Aim of the exercise: Retype each entry below exactly as it stands.

Stored entries
** Start **
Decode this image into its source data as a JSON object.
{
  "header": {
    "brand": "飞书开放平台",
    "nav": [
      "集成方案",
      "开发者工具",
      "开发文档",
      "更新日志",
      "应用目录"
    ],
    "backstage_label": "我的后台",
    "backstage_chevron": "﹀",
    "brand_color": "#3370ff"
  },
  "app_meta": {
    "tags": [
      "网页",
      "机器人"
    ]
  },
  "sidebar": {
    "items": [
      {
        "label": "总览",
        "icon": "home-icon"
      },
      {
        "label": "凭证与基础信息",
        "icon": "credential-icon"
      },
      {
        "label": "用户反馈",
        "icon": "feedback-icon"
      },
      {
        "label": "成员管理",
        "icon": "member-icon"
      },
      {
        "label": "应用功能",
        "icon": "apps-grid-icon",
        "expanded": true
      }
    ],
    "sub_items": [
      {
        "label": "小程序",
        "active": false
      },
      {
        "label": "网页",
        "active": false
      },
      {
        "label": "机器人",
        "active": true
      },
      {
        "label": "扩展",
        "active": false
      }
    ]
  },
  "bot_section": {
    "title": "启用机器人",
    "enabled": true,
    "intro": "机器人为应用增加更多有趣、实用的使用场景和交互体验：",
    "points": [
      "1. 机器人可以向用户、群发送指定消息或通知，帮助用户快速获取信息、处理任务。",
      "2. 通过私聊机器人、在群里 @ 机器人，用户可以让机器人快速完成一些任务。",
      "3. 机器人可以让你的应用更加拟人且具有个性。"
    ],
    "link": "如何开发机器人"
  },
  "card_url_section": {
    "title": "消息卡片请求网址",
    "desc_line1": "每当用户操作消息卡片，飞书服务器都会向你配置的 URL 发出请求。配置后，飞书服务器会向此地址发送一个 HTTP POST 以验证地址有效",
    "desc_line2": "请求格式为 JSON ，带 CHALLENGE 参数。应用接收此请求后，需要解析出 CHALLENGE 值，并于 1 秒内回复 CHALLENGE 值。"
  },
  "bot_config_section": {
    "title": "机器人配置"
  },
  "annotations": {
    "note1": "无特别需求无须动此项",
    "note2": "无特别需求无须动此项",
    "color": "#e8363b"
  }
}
** End **
Correct result:
Decode this image into its source data as a JSON object.
{
  "header": {
    "brand": "飞书开放平台",
    "nav": [
      "集成方案",
      "开发者工具",
      "开发文档",
      "更新日志",
      "应用目录"
    ],
    "backstage_label": "我的后台",
    "backstage_chevron": "﹀",
    "brand_color": "#3370ff"
  },
  "app_meta": {
    "tags": [
      "网页",
      "机器人"
    ]
  },
  "sidebar": {
    "items": [
      {
        "label": "总览",
        "icon": "home-icon"
      },
      {
        "label": "凭证与基础信息",
        "icon": "credential-icon"
      },
      {
        "label": "用户反馈",
        "icon": "feedback-icon"
      },
      {
        "label": "成员管理",
        "icon": "member-icon"
      },
      {
        "label": "应用功能",
        "icon": "apps-grid-icon",
        "expanded": true
      }
    ],
    "sub_items": [
      {
        "label": "小程序",
        "active": false
      },
      {
        "label": "网页",
        "active": false
      },
      {
        "label": "机器人",
        "active": true
      },
      {
        "label": "扩展",
        "active": false
      }
    ]
  },
  "bot_section": {
    "title": "启用机器人",
    "enabled": true,
    "intro": "机器人为应用增加更多有趣、实用的使用场景和交互体验：",
    "points": [
      "1. 机器人可以向用户、群发送指定消息或通知，帮助用户快速获取信息、处理任务。",
      "2. 通过私聊机器人、在群里 @ 机器人，用户可以让机器人快速完成一些任务。",
      "3. 机器人可以让你的应用更加拟人且具有个性。"
    ],
    "link": "如何开发机器人"
  },
  "card_url_section": {
    "title": "消息卡片请求网址",
    "desc_line1": "每当用户操作消息卡片，飞书服务器都会向你配置的 URL 发出请求。配置后，飞书服务器会向此地址发送一个 HTTP POST 以验证地址有效",
    "desc_line2": "请求格式为 JSON ，带 CHALLENGE 参数。应用接收此请求后，需要解析出 CHALLENGE 值，并于 1 秒内回复 CHALLENGE 值。"
  },
  "bot_config_section": {
    "title": "机器人配置"
  },
  "annotations": {
    "note1": "无特别需求无须动此项",
    "note2": "无特别需求无须动此项",
    "color": "#e8363b"
  }
}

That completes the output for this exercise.